Task directions: The records below must be retyped exactly.

Material shown:
---+---

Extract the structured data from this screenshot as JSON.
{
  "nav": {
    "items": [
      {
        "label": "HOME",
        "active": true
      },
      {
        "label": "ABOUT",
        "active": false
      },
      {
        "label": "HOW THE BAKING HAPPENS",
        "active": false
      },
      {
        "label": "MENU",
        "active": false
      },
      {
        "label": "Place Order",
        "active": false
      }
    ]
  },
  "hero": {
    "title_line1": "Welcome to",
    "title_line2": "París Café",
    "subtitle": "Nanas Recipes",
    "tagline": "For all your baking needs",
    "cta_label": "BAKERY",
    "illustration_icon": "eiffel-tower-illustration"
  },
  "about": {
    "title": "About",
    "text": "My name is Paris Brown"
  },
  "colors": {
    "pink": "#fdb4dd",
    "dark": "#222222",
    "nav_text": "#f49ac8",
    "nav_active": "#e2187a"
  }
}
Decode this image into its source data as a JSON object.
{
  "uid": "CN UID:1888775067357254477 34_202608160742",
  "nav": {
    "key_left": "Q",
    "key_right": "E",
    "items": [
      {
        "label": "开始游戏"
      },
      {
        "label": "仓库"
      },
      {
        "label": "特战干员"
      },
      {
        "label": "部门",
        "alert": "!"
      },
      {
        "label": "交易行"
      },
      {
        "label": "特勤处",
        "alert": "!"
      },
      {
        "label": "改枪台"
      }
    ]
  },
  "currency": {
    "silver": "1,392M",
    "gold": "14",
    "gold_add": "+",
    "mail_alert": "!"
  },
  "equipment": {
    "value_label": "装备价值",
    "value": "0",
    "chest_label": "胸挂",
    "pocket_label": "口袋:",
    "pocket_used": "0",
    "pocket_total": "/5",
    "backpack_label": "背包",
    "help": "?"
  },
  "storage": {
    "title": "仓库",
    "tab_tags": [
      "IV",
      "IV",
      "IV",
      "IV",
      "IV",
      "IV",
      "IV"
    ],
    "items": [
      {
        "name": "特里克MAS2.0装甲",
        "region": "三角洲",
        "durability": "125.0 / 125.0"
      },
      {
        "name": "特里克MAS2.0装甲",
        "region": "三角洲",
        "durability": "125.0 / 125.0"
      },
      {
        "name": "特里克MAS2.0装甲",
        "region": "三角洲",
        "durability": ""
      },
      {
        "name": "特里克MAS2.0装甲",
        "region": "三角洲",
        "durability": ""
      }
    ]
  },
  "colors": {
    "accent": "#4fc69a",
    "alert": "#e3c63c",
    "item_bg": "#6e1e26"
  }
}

---+---

Written response:
Extract the structured data from this screenshot as JSON.
{
  "nav": {
    "items": [
      {
        "label": "HOME",
        "active": true
      },
      {
        "label": "ABOUT",
        "active": false
      },
      {
        "label": "HOW THE BAKING HAPPENS",
        "active": false
      },
      {
        "label": "MENU",
        "active": false
      },
      {
        "label": "Place Order",
        "active": false
      }
    ]
  },
  "hero": {
    "title_line1": "Welcome to",
    "title_line2": "París Café",
    "subtitle": "Nanas Recipes",
    "tagline": "For all your baking needs",
    "cta_label": "BAKERY",
    "illustration_icon": "eiffel-tower-illustration"
  },
  "about": {
    "title": "About",
    "text": "My name is Paris Brown"
  },
  "colors": {
    "pink": "#fdb4dd",
    "dark": "#222222",
    "nav_text": "#f49ac8",
    "nav_active": "#e2187a"
  }
}
Decode this image into its source data as a JSON object.
{
  "uid": "CN UID:1888775067357254477 34_202608160742",
  "nav": {
    "key_left": "Q",
    "key_right": "E",
    "items": [
      {
        "label": "开始游戏"
      },
      {
        "label": "仓库"
      },
      {
        "label": "特战干员"
      },
      {
        "label": "部门",
        "alert": "!"
      },
      {
        "label": "交易行"
      },
      {
        "label": "特勤处",
        "alert": "!"
      },
      {
        "label": "改枪台"
      }
    ]
  },
  "currency": {
    "silver": "1,392M",
    "gold": "14",
    "gold_add": "+",
    "mail_alert": "!"
  },
  "equipment": {
    "value_label": "装备价值",
    "value": "0",
    "chest_label": "胸挂",
    "pocket_label": "口袋:",
    "pocket_used": "0",
    "pocket_total": "/5",
    "backpack_label": "背包",
    "help": "?"
  },
  "storage": {
    "title": "仓库",
    "tab_tags": [
      "IV",
      "IV",
      "IV",
      "IV",
      "IV",
      "IV",
      "IV"
    ],
    "items": [
      {
        "name": "特里克MAS2.0装甲",
        "region": "三角洲",
        "durability": "125.0 / 125.0"
      },
      {
        "name": "特里克MAS2.0装甲",
        "region": "三角洲",
        "durability": "125.0 / 125.0"
      },
      {
        "name": "特里克MAS2.0装甲",
        "region": "三角洲",
        "durability": ""
      },
      {
        "name": "特里克MAS2.0装甲",
        "region": "三角洲",
        "durability": ""
      }
    ]
  },
  "colors": {
    "accent": "#4fc69a",
    "alert": "#e3c63c",
    "item_bg": "#6e1e26"
  }
}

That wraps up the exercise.